- Source passage -

════════════════

The indicated use is for the initial treatment of adults diagnosed with locally advanced unresectable or metastatic human epidermal growth factor receptor 2 (HER2)-negative gastric or gastroesophageal junction (GEJ) adenocarcinoma
Merck, referred to as MSD outside of the US and Canada, has announced that its Keytruda (pembrolizumab) plus chemotherapy has been approved by the US Food and Drug Administration (FDA) as a first-line treatment for adult gastric cancer patients.
The indicated use is for the initial treatment of adults diagnosed with locally advanced unresectable or metastatic human epidermal growth factor receptor 2 (HER2)-negative gastric or gastroesophageal junction (GEJ) adenocarcinoma.
The decision by the FDA is grounded in the findings from the Phase 3 KEYNOTE-859 trial. In this trial, the combination of Keytruda and chemotherapy demonstrated a 22% reduction in the risk of death (HR=0.78 [95% CI, 0.70‑0.87]; p<0.0001) compared to chemotherapy alone in this patient population.

════════════════

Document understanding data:
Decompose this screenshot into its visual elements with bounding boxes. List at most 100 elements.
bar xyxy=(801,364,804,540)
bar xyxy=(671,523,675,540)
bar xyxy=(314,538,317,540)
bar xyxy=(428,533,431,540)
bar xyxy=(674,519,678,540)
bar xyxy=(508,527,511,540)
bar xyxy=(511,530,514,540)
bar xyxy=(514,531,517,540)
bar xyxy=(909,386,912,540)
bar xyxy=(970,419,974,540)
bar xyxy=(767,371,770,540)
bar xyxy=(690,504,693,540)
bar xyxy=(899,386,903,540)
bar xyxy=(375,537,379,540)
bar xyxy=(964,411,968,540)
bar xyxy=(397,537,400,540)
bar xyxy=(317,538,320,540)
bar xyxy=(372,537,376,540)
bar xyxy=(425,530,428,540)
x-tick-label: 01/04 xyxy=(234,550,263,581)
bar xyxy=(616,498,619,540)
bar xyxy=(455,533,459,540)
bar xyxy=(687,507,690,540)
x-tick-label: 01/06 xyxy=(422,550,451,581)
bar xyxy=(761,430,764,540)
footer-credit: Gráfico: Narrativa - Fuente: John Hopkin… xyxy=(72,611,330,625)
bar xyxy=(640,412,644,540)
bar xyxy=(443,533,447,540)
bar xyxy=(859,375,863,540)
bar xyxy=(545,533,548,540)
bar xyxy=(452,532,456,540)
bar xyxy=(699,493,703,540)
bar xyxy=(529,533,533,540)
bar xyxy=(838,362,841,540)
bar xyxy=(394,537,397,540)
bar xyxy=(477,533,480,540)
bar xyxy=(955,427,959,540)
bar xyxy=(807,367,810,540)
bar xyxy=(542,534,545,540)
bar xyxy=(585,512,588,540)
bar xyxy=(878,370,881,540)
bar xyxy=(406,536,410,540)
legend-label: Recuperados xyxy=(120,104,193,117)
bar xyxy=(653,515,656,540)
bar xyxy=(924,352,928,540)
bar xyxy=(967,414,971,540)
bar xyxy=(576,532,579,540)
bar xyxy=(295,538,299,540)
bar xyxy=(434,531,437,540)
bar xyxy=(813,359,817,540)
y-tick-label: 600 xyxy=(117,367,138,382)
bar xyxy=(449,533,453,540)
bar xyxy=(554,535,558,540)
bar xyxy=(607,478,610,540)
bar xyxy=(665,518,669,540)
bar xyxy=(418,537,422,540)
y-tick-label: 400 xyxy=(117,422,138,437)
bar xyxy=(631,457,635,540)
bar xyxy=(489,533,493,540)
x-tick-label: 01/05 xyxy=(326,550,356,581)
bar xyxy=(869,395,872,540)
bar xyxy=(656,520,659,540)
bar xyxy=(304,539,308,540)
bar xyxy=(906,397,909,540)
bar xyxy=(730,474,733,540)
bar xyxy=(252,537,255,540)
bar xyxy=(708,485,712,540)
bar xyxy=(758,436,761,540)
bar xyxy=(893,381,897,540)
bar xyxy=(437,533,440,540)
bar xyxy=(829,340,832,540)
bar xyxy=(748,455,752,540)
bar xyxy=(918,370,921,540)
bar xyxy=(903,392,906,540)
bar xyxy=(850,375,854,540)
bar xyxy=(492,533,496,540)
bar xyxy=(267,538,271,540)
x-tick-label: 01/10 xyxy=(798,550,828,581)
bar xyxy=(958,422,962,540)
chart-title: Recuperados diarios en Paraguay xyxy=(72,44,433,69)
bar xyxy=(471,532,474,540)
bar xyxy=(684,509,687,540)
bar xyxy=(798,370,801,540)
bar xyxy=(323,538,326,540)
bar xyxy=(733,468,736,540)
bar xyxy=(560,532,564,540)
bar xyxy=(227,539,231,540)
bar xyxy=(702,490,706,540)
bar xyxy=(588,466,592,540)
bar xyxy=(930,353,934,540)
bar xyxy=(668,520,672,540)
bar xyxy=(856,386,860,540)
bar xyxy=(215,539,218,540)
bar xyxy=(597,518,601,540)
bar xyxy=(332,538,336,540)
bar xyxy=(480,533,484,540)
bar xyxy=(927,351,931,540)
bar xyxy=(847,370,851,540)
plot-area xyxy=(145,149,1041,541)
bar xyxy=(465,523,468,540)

════════════════

- To do -
Write out the passage on the FDA approval of Keytruda, copying everything from "The decision by" down to "this patient population." word for word.

- Answer below -
The decision by the FDA is grounded in the findings from the Phase 3 KEYNOTE-859 trial. In this trial, the combination of Keytruda and chemotherapy demonstrated a 22% reduction in the risk of death (HR=0.78 [95% CI, 0.70‑0.87]; p<0.0001) compared to chemotherapy alone in this patient population.